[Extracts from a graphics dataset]
☆ ☆ ☆ ☆ ☆

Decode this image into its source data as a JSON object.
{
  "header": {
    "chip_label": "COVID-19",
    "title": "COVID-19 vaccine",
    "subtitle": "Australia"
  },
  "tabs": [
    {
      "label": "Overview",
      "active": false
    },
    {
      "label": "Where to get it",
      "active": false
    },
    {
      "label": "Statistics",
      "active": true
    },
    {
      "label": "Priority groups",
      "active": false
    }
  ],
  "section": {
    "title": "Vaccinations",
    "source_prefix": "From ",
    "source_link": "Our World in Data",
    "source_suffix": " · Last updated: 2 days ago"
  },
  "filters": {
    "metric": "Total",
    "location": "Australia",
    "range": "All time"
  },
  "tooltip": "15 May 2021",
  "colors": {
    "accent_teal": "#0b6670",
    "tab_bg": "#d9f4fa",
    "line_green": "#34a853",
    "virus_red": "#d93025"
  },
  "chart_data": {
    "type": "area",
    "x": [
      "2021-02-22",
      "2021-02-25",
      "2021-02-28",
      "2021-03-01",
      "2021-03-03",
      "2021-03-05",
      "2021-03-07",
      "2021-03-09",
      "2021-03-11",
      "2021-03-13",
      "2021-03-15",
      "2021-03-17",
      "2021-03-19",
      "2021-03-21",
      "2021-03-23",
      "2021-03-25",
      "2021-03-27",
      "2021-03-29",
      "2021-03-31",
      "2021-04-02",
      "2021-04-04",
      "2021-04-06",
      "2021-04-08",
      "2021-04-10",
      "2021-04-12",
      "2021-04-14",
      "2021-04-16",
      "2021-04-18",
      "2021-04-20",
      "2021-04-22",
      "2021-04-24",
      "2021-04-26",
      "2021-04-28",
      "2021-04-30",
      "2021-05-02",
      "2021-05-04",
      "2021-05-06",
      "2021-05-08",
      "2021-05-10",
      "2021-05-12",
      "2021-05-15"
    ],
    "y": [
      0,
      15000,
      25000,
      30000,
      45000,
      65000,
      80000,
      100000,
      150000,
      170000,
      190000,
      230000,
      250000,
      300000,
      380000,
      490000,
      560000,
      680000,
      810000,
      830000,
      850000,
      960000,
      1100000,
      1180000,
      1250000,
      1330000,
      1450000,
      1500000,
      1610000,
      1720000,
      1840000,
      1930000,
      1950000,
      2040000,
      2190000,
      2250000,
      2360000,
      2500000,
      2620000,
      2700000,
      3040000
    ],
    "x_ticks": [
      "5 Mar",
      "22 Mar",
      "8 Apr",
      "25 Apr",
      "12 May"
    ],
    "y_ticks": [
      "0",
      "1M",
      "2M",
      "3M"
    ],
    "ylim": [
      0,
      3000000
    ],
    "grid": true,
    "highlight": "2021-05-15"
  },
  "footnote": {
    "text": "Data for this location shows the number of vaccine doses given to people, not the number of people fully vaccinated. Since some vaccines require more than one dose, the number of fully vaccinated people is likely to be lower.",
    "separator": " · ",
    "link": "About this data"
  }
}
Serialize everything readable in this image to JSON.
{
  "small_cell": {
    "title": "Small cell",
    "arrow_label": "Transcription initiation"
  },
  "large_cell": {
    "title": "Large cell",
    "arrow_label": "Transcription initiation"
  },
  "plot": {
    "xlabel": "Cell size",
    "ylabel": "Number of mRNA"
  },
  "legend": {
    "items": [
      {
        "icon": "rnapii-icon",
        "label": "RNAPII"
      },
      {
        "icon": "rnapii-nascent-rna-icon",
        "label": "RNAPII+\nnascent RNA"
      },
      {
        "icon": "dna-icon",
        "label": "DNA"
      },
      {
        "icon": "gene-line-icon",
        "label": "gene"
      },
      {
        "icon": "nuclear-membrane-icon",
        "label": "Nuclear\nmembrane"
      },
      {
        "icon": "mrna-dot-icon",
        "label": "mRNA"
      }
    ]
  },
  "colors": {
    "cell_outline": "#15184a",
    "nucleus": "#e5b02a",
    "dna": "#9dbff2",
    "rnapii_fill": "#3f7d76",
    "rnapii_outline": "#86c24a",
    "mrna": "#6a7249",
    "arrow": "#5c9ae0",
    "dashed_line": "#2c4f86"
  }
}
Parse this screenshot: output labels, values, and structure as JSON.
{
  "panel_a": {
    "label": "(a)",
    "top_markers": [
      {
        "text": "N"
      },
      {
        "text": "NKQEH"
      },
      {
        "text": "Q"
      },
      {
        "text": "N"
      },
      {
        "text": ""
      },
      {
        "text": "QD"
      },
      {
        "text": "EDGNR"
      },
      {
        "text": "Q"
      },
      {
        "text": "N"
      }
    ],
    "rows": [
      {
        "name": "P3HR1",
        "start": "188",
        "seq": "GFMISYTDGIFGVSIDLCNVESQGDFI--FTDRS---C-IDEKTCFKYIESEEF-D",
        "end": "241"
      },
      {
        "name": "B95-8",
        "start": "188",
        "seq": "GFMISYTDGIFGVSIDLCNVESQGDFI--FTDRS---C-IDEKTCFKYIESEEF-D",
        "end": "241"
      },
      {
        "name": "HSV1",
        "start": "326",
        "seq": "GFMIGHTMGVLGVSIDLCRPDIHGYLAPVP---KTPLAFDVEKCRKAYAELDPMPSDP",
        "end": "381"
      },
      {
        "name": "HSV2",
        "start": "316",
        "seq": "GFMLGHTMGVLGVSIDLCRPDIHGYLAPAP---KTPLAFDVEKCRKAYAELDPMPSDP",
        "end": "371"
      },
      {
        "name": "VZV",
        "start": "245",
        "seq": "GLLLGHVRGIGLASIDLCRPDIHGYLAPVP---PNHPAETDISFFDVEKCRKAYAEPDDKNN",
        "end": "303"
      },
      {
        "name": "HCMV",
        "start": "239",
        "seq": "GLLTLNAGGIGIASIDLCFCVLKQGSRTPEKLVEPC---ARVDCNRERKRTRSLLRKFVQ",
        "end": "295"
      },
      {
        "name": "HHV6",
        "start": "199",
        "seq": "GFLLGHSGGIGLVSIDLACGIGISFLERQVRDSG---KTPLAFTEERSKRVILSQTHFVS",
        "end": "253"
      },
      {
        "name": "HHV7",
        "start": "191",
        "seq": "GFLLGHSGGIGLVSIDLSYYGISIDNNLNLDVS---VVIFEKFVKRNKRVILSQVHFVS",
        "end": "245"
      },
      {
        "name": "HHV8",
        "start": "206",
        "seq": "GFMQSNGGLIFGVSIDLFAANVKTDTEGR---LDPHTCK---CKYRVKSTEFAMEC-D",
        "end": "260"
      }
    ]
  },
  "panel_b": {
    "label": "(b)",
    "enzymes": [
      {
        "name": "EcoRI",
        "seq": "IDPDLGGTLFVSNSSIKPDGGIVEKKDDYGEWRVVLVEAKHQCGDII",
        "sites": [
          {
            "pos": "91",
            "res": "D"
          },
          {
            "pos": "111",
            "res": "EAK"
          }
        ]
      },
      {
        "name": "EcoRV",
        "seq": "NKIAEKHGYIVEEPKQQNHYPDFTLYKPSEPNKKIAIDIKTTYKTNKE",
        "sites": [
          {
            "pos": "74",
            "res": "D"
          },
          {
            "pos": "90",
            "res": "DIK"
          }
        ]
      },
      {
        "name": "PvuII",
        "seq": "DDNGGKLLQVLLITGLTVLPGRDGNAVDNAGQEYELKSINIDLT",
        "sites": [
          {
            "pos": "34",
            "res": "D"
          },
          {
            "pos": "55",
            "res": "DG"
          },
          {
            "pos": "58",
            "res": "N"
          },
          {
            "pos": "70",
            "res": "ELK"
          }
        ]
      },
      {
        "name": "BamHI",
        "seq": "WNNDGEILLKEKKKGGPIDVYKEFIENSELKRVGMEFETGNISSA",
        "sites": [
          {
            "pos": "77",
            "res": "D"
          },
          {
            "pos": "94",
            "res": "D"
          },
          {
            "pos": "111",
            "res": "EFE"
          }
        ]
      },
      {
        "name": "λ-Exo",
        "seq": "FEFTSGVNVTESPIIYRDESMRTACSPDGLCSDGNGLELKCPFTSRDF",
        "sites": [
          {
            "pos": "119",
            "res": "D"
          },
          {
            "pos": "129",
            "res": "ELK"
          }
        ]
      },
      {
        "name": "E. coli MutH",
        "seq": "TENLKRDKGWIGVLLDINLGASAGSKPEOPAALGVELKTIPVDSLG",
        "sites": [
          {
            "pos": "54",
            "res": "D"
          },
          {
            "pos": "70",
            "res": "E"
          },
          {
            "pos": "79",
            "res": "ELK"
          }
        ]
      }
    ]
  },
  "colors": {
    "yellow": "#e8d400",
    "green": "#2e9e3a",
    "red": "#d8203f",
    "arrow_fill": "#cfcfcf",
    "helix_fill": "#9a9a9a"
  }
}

☆ ☆ ☆ ☆ ☆

◆ Exercise objective
Gather from the records above every line containing the string "location".

◆ Reply to the task
    "location": "Australia",
    "text": "Data for this location shows the number of vaccine doses given to people, not the number of people fully vaccinated. Since some vaccines require more than one dose, the number of fully vaccinated people is likely to be lower.",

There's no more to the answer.